SET EXERCISE
Both the line containing "Give me the" and the last line of the listing are included: write out exactly the lines from one to the other.

start DATA ENTRIES

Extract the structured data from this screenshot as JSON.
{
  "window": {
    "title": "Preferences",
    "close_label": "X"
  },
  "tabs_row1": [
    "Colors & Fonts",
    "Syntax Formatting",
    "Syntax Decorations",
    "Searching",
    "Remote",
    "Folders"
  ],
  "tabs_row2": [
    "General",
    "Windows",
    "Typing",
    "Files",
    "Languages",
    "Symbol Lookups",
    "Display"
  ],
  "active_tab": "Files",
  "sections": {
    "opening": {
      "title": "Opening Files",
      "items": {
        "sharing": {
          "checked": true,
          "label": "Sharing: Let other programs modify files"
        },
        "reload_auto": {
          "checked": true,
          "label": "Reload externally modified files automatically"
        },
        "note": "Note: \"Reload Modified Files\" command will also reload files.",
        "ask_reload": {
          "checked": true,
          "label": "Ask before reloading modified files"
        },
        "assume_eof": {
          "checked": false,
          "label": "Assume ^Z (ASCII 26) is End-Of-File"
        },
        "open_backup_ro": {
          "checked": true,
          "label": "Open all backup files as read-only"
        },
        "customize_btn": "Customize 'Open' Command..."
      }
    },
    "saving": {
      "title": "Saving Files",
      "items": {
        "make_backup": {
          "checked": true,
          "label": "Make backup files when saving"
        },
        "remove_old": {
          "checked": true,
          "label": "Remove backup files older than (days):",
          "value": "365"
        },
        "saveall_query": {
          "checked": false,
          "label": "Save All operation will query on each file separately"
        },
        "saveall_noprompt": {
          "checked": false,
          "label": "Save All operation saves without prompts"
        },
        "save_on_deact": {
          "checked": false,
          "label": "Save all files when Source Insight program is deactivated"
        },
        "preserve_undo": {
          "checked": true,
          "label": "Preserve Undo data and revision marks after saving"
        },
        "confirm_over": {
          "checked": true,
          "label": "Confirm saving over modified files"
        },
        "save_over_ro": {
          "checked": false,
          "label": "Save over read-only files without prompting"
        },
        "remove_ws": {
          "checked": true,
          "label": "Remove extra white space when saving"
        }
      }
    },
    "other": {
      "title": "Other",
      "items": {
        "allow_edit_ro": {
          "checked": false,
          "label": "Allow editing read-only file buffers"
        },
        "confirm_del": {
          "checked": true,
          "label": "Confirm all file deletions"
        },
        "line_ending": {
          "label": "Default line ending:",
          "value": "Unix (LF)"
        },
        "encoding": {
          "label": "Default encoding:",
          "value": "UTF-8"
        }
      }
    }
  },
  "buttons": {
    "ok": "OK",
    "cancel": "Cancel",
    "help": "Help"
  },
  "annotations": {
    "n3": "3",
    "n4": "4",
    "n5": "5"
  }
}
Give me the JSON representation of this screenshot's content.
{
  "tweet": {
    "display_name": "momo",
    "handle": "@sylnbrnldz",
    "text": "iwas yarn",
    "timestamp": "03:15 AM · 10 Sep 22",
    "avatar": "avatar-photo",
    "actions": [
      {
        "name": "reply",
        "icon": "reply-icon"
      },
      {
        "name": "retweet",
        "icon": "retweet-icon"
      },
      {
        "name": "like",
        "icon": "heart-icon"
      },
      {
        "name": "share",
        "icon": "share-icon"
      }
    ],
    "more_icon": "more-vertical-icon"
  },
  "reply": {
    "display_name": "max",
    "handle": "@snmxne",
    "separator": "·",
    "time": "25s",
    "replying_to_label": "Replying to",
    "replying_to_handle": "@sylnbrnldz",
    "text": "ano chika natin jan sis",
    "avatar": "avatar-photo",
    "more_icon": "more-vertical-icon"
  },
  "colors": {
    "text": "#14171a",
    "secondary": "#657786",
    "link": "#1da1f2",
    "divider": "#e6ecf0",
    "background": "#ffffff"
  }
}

end DATA ENTRIES

OUTPUT OF THE TASK
Give me the JSON representation of this screenshot's content.
{
  "tweet": {
    "display_name": "momo",
    "handle": "@sylnbrnldz",
    "text": "iwas yarn",
    "timestamp": "03:15 AM · 10 Sep 22",
    "avatar": "avatar-photo",
    "actions": [
      {
        "name": "reply",
        "icon": "reply-icon"
      },
      {
        "name": "retweet",
        "icon": "retweet-icon"
      },
      {
        "name": "like",
        "icon": "heart-icon"
      },
      {
        "name": "share",
        "icon": "share-icon"
      }
    ],
    "more_icon": "more-vertical-icon"
  },
  "reply": {
    "display_name": "max",
    "handle": "@snmxne",
    "separator": "·",
    "time": "25s",
    "replying_to_label": "Replying to",
    "replying_to_handle": "@sylnbrnldz",
    "text": "ano chika natin jan sis",
    "avatar": "avatar-photo",
    "more_icon": "more-vertical-icon"
  },
  "colors": {
    "text": "#14171a",
    "secondary": "#657786",
    "link": "#1da1f2",
    "divider": "#e6ecf0",
    "background": "#ffffff"
  }
}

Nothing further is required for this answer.